WORK TO COMPLETE. Locate the lines of the listing below that hold "from", then copy each of them.

SUPPLIED MATERIAL.
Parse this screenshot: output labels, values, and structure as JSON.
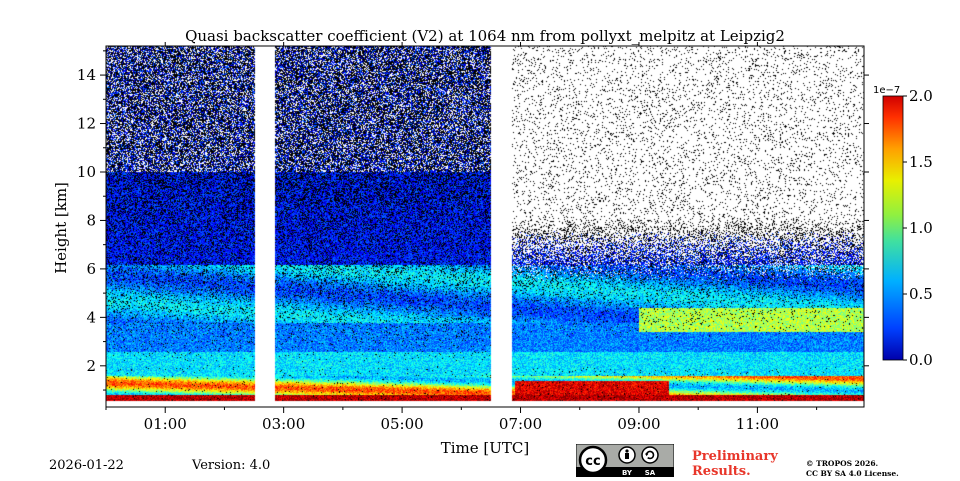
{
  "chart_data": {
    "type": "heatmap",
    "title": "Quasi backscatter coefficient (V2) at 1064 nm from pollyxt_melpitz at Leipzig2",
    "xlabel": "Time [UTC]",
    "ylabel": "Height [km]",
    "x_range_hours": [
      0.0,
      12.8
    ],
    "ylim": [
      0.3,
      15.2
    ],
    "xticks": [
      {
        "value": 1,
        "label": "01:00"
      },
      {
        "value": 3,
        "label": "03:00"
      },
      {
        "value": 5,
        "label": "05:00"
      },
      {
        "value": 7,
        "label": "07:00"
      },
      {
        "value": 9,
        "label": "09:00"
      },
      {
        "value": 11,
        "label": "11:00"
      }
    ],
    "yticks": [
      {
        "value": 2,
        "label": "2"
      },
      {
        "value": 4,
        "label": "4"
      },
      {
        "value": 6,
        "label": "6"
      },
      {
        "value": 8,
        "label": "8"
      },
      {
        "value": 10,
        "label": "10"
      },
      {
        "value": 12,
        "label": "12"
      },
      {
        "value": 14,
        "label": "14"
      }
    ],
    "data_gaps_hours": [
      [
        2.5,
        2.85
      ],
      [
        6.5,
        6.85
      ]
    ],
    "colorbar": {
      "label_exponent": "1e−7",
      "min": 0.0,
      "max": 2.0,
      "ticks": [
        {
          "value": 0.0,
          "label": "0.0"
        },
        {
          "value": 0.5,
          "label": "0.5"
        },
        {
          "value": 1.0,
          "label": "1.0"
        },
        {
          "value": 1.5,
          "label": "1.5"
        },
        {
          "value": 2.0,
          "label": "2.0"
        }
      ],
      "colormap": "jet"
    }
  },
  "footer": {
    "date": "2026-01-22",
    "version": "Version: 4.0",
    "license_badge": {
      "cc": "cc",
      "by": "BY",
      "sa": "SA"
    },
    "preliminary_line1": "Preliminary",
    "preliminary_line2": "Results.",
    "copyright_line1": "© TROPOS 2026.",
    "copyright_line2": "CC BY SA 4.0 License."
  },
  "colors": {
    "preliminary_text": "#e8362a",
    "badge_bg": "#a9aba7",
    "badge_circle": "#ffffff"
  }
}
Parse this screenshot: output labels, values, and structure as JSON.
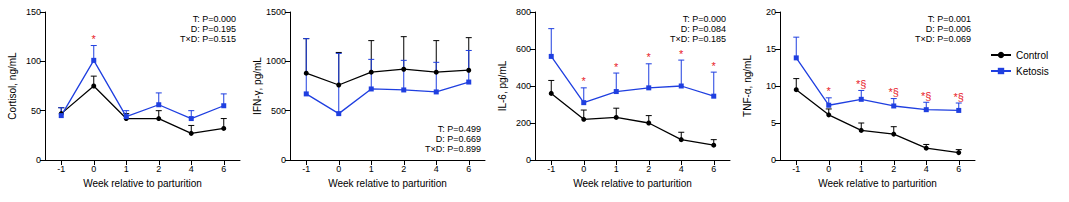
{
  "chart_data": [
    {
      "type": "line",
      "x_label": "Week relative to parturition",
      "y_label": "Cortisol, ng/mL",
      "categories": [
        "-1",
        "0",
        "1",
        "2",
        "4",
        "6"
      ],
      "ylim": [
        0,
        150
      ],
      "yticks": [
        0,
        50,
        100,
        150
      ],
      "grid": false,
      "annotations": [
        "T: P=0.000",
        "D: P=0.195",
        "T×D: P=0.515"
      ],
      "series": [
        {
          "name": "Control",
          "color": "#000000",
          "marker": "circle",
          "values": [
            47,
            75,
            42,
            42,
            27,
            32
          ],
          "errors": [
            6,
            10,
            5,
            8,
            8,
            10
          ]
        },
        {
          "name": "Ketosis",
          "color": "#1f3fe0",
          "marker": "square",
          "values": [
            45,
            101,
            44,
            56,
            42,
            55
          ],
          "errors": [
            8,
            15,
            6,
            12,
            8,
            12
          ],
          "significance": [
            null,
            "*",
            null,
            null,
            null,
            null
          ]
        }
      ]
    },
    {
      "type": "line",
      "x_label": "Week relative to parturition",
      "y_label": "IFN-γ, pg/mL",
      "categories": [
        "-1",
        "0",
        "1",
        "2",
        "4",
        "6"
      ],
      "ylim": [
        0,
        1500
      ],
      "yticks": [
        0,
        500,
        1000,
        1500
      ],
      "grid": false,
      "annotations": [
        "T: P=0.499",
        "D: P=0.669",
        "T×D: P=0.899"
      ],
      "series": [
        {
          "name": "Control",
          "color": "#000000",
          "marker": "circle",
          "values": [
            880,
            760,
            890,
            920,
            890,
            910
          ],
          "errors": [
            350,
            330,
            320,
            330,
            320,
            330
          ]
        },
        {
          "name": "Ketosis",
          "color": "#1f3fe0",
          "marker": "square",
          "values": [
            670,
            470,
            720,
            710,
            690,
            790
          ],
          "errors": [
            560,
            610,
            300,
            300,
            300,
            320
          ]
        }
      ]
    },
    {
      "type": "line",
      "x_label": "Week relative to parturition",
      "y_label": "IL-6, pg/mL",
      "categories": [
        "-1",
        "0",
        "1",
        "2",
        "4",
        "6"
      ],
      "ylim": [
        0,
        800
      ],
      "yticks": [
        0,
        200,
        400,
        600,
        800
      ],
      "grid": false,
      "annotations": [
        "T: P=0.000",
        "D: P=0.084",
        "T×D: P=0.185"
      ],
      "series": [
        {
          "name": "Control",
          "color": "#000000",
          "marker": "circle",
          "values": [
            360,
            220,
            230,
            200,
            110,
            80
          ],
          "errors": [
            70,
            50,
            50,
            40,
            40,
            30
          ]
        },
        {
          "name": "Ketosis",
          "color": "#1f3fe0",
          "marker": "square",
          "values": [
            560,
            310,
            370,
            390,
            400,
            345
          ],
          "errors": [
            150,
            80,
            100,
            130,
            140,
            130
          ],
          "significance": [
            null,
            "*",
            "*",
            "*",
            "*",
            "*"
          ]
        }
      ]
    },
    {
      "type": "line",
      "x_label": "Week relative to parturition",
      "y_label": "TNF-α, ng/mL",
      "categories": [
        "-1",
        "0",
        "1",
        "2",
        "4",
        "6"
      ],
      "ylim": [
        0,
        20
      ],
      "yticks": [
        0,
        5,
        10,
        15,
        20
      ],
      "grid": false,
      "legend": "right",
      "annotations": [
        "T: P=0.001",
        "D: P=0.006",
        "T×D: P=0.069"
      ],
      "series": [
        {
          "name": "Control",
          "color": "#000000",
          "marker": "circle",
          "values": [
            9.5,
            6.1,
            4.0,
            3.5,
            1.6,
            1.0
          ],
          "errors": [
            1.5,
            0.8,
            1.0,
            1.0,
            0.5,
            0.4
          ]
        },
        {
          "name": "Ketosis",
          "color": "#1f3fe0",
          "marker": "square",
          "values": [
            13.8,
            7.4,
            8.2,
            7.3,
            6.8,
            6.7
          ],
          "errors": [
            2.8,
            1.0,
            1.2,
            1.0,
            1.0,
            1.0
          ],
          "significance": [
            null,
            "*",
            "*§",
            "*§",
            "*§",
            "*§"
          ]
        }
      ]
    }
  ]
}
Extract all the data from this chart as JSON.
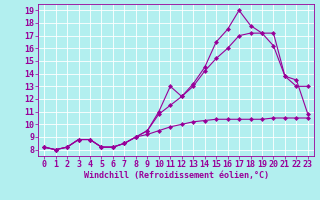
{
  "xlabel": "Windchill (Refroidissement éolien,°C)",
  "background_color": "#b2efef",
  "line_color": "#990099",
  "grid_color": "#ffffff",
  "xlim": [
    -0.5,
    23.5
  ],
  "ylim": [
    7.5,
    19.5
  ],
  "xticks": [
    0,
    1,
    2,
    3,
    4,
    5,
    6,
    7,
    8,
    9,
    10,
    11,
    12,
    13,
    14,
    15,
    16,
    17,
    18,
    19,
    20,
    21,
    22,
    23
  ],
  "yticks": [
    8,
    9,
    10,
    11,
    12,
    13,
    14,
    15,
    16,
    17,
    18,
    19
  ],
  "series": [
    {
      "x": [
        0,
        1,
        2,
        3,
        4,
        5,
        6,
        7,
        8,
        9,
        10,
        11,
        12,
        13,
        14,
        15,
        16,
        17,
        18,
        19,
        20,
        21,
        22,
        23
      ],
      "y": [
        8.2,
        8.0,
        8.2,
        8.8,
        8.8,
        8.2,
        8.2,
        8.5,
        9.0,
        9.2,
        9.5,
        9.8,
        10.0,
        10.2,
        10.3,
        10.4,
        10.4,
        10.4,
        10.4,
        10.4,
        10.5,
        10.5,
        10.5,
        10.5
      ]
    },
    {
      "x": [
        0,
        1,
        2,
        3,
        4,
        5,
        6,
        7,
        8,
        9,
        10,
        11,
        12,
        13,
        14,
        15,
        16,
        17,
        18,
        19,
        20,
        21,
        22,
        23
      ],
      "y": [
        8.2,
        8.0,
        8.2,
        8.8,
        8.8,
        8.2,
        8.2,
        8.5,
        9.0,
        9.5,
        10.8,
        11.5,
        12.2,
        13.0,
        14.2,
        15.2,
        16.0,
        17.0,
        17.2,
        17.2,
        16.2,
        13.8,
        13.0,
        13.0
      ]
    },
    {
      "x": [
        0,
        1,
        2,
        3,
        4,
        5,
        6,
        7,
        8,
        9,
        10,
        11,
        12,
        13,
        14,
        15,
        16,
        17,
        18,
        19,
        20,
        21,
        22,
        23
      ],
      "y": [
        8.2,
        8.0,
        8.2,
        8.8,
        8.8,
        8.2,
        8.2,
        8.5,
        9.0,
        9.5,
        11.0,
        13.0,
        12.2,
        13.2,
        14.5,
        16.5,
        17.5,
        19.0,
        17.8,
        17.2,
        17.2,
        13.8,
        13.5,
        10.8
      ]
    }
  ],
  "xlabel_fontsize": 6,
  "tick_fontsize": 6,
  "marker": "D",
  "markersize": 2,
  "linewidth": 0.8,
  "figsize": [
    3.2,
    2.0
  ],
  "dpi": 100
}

CORRECT ANSWER.
    "title": "Quasi backscatter coefficient (V2) at 1064 nm from pollyxt_melpitz at Leipzig2",
Extract all the data from this chart as JSON.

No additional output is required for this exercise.